Listed below are entries; give the number of lines among them that include "this", and only that number.

+===+

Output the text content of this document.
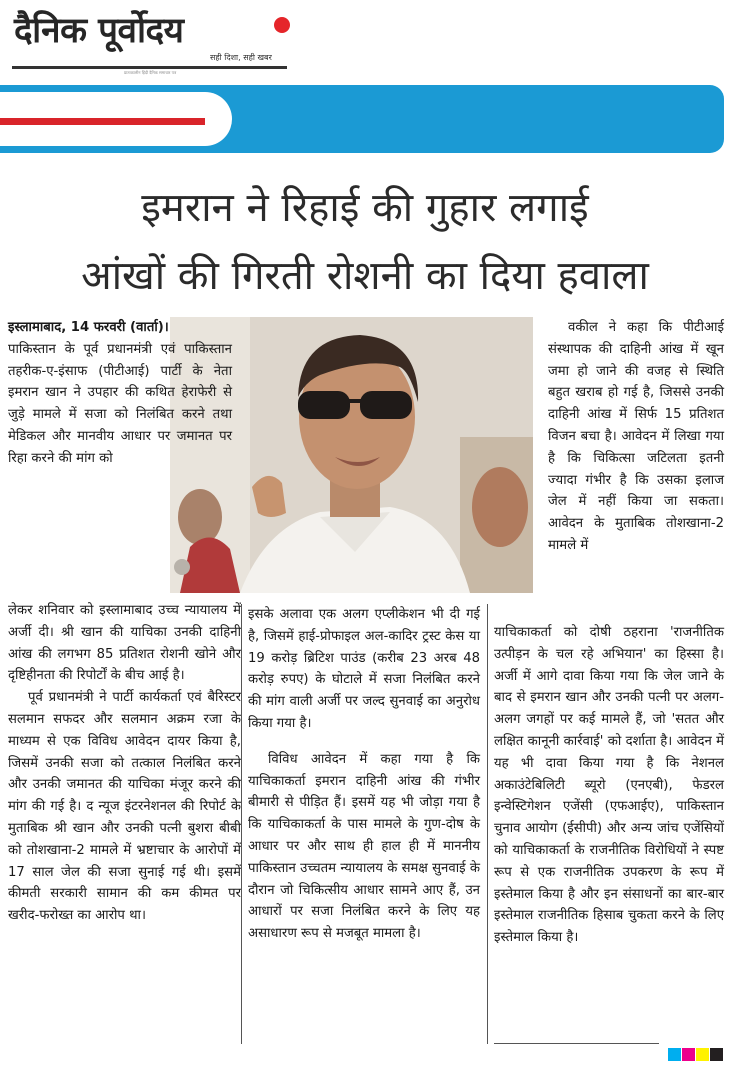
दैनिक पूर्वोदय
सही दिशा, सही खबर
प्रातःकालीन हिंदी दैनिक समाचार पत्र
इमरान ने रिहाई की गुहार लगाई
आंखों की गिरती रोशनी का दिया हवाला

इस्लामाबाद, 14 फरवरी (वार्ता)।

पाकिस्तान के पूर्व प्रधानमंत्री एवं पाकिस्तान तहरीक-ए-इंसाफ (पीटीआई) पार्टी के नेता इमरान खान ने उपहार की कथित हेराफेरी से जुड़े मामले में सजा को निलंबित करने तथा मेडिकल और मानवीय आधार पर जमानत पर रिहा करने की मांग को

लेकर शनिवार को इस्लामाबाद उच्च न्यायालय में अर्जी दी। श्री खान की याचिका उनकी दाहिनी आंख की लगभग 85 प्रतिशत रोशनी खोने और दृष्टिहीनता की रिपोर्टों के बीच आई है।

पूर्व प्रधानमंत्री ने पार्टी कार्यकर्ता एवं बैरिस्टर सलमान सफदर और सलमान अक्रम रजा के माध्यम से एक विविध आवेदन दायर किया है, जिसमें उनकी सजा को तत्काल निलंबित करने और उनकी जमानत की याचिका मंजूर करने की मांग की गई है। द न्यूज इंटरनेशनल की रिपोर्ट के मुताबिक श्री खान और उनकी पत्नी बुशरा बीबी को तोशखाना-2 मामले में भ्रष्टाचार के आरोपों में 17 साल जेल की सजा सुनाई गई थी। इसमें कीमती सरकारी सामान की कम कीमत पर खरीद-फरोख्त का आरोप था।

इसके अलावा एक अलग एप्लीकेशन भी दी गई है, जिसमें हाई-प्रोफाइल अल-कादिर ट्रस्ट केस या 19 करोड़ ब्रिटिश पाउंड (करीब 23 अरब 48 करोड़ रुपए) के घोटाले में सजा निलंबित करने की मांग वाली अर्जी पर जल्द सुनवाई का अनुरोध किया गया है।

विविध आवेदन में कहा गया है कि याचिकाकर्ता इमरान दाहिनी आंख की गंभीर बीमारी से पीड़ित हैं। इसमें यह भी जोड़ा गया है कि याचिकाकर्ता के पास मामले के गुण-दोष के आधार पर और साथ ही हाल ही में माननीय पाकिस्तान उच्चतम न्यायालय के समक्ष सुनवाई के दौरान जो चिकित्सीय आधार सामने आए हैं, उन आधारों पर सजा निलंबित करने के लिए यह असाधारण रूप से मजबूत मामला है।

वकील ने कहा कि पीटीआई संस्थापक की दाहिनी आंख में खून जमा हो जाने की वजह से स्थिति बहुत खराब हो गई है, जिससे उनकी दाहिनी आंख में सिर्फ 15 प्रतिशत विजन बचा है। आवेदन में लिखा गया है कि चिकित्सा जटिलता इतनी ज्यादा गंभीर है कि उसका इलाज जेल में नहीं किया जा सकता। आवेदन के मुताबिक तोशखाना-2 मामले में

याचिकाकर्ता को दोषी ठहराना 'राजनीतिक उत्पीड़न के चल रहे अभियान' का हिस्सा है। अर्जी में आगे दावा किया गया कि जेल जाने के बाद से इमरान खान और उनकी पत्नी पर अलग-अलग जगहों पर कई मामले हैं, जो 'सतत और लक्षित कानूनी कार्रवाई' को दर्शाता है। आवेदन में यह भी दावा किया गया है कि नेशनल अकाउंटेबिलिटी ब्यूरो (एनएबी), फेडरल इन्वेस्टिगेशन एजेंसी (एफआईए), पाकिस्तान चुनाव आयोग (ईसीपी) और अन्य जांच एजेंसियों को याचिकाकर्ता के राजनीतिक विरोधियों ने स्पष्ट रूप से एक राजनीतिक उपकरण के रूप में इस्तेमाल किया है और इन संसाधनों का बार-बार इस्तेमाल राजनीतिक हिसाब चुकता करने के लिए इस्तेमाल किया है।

+===+

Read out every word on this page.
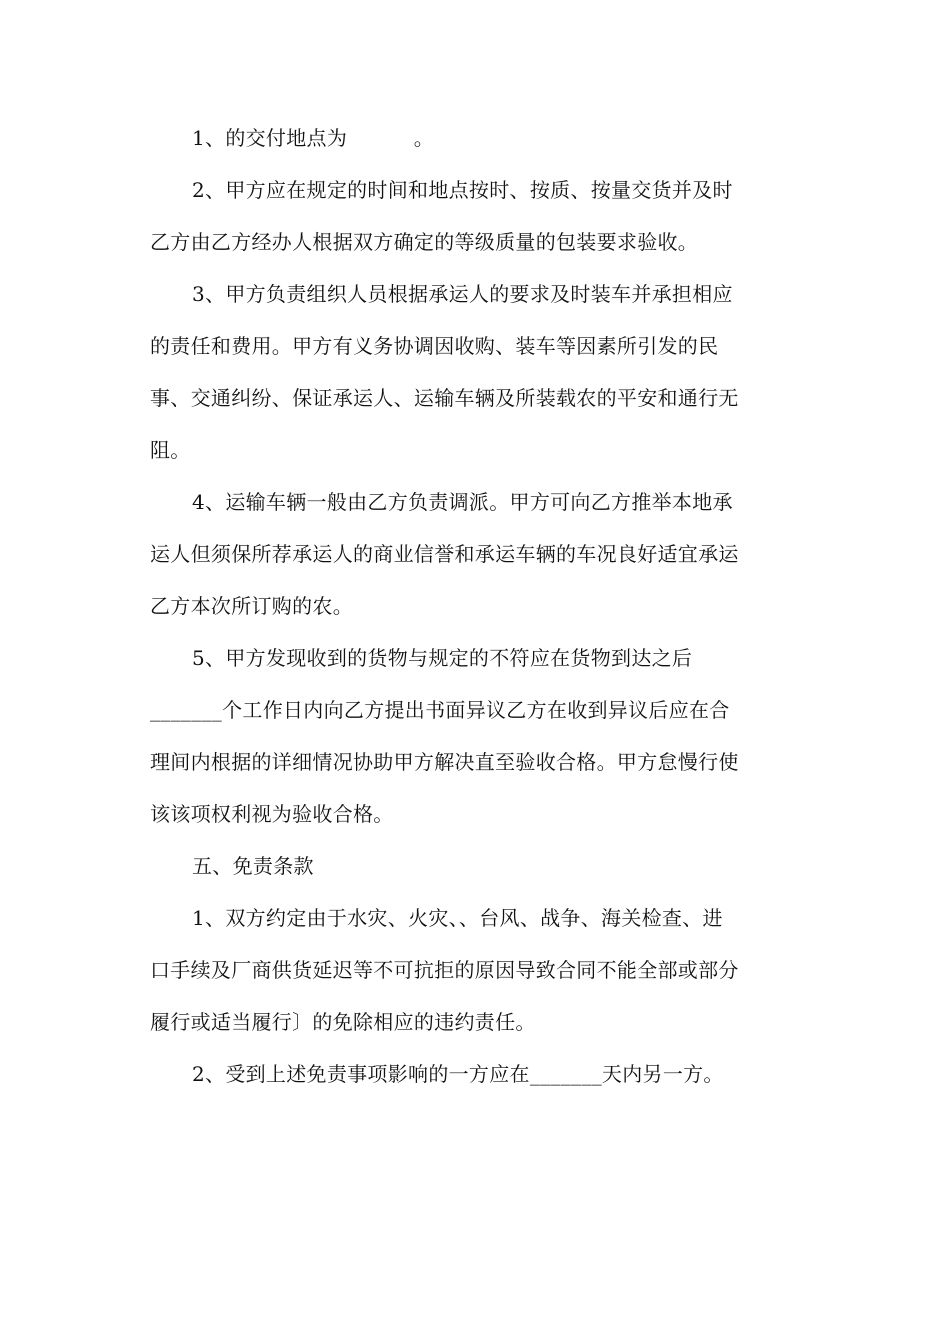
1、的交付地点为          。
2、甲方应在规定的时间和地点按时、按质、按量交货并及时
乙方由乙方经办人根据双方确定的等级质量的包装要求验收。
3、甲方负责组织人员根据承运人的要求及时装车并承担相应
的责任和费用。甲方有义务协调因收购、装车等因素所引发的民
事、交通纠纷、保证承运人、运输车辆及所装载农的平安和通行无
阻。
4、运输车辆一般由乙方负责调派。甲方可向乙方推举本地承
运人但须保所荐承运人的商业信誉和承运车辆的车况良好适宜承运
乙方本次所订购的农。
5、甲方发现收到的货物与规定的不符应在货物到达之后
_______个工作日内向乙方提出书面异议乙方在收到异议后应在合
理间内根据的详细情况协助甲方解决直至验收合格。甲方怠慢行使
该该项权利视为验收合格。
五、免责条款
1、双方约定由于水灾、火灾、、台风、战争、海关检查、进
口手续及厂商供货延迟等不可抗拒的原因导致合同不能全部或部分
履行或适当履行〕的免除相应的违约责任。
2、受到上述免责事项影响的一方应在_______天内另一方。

+===+

[Exercise solution]: 2